# WORK TO DO
Each entry below should be returned exactly as is, with the pictures removed.

# THE DATA
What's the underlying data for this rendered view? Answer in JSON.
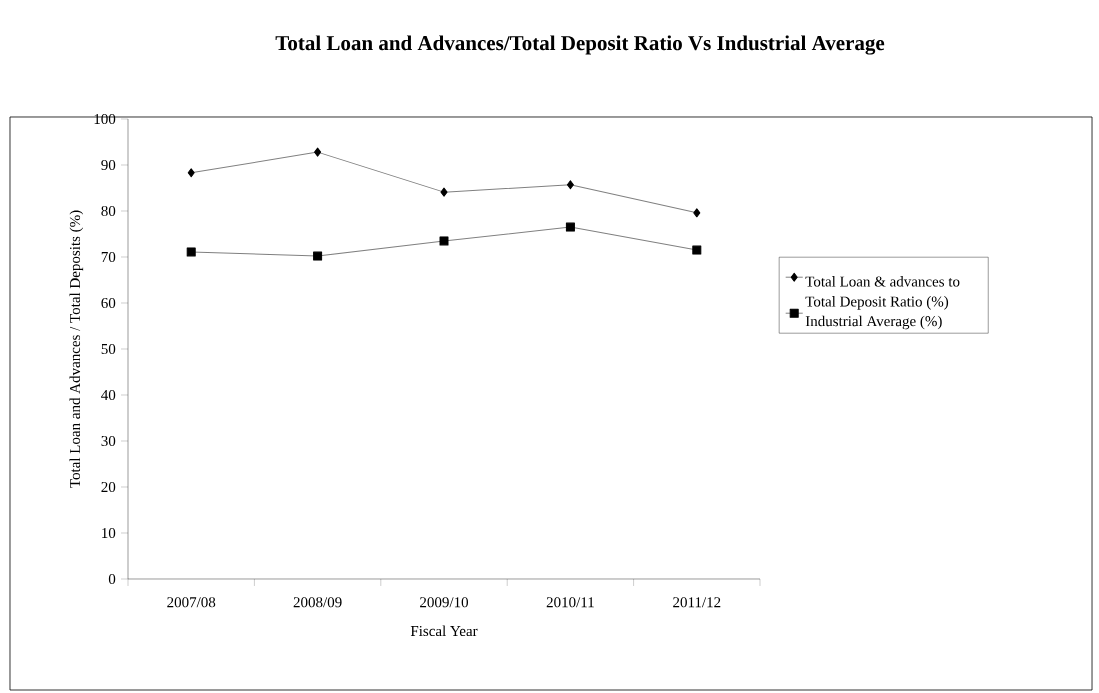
{
  "chart_data": {
    "type": "line",
    "title": "Total Loan and Advances/Total Deposit Ratio Vs Industrial Average",
    "xlabel": "Fiscal Year",
    "ylabel": "Total Loan and Advances / Total Deposits (%)",
    "categories": [
      "2007/08",
      "2008/09",
      "2009/10",
      "2010/11",
      "2011/12"
    ],
    "series": [
      {
        "name": "Total Loan & advances to Total Deposit Ratio (%)",
        "color": "#808080",
        "marker": "diamond",
        "values": [
          88.3,
          92.8,
          84.1,
          85.7,
          79.6
        ]
      },
      {
        "name": "Industrial Average (%)",
        "color": "#808080",
        "marker": "square",
        "values": [
          71.1,
          70.2,
          73.5,
          76.5,
          71.5
        ]
      }
    ],
    "ylim": [
      0,
      100
    ],
    "yticks": [
      0,
      10,
      20,
      30,
      40,
      50,
      60,
      70,
      80,
      90,
      100
    ],
    "grid": false,
    "legend": "right",
    "line_style": "solid"
  }
}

# THE OUTPUT
What's the underlying data for this rendered view? Answer in JSON.
{
  "chart_data": {
    "type": "line",
    "title": "Total Loan and Advances/Total Deposit Ratio Vs Industrial Average",
    "xlabel": "Fiscal Year",
    "ylabel": "Total Loan and Advances / Total Deposits (%)",
    "categories": [
      "2007/08",
      "2008/09",
      "2009/10",
      "2010/11",
      "2011/12"
    ],
    "series": [
      {
        "name": "Total Loan & advances to Total Deposit Ratio (%)",
        "color": "#808080",
        "marker": "diamond",
        "values": [
          88.3,
          92.8,
          84.1,
          85.7,
          79.6
        ]
      },
      {
        "name": "Industrial Average (%)",
        "color": "#808080",
        "marker": "square",
        "values": [
          71.1,
          70.2,
          73.5,
          76.5,
          71.5
        ]
      }
    ],
    "ylim": [
      0,
      100
    ],
    "yticks": [
      0,
      10,
      20,
      30,
      40,
      50,
      60,
      70,
      80,
      90,
      100
    ],
    "grid": false,
    "legend": "right",
    "line_style": "solid"
  }
}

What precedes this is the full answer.